Problem.
Pick out each line in these entries that contains the string "individuals".

======== Data shown ========

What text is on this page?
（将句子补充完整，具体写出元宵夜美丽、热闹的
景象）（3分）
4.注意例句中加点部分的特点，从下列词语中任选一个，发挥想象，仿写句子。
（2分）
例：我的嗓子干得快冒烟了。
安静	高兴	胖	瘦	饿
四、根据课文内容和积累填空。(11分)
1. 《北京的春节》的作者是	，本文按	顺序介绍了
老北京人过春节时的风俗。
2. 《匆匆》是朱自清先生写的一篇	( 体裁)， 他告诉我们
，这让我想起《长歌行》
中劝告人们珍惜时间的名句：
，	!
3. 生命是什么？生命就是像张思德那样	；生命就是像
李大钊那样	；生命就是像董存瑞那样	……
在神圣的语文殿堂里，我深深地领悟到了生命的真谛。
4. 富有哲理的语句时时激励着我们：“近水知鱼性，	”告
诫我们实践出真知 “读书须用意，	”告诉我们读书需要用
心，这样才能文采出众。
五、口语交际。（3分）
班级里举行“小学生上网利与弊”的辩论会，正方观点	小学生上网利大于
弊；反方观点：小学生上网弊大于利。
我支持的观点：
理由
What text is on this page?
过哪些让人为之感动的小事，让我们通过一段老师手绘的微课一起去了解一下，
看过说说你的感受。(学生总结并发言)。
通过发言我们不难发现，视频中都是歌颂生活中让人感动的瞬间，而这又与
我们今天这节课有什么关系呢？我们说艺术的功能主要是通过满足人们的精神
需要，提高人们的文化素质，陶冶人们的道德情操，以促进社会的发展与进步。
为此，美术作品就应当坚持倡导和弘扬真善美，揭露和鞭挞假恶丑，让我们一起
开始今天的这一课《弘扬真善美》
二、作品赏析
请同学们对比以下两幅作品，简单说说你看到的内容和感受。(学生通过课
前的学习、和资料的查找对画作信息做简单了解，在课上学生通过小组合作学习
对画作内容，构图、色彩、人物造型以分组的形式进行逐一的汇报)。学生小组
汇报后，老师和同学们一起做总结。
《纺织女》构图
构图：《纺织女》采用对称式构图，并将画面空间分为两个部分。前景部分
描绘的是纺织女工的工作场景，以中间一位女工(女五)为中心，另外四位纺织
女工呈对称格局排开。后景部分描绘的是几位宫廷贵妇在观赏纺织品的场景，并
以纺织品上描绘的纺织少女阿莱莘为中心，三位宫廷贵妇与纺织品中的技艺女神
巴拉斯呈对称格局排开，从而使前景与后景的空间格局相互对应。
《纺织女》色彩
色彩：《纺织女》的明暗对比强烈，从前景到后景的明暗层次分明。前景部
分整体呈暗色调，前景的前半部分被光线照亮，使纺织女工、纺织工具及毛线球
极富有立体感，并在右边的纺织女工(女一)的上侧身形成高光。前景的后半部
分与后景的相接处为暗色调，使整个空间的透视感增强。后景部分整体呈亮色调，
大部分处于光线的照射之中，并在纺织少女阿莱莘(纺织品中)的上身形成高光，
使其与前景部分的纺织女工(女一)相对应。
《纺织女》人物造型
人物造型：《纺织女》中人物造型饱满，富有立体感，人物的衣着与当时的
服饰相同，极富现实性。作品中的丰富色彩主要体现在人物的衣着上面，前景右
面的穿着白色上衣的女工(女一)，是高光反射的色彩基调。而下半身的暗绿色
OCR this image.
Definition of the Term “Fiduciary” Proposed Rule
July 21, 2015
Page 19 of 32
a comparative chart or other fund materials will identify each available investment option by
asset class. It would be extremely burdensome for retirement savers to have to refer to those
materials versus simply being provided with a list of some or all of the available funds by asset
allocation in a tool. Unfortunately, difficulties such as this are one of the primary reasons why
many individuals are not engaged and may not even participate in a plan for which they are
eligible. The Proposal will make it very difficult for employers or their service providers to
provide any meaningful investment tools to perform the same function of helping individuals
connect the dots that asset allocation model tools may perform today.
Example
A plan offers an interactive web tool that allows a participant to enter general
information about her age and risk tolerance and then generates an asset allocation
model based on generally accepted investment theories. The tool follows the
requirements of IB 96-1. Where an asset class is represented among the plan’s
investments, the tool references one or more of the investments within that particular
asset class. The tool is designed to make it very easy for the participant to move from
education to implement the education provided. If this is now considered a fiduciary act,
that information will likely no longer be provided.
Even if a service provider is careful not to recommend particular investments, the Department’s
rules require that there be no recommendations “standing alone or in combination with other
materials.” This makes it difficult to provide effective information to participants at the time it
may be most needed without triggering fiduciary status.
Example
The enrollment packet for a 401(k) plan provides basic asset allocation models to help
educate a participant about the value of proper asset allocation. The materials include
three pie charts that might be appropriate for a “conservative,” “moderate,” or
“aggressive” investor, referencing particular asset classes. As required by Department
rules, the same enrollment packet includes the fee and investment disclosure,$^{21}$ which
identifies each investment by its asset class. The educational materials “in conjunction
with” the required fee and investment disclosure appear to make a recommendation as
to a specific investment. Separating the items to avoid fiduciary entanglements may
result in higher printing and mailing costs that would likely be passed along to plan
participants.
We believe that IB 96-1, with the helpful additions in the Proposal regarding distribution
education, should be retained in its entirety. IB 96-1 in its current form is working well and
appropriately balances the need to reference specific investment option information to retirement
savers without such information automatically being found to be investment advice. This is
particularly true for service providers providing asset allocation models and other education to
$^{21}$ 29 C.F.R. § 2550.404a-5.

========

Result of the exercise.
many individuals are not engaged and may not even participate in a plan for which they are
provide any meaningful investment tools to perform the same function of helping individuals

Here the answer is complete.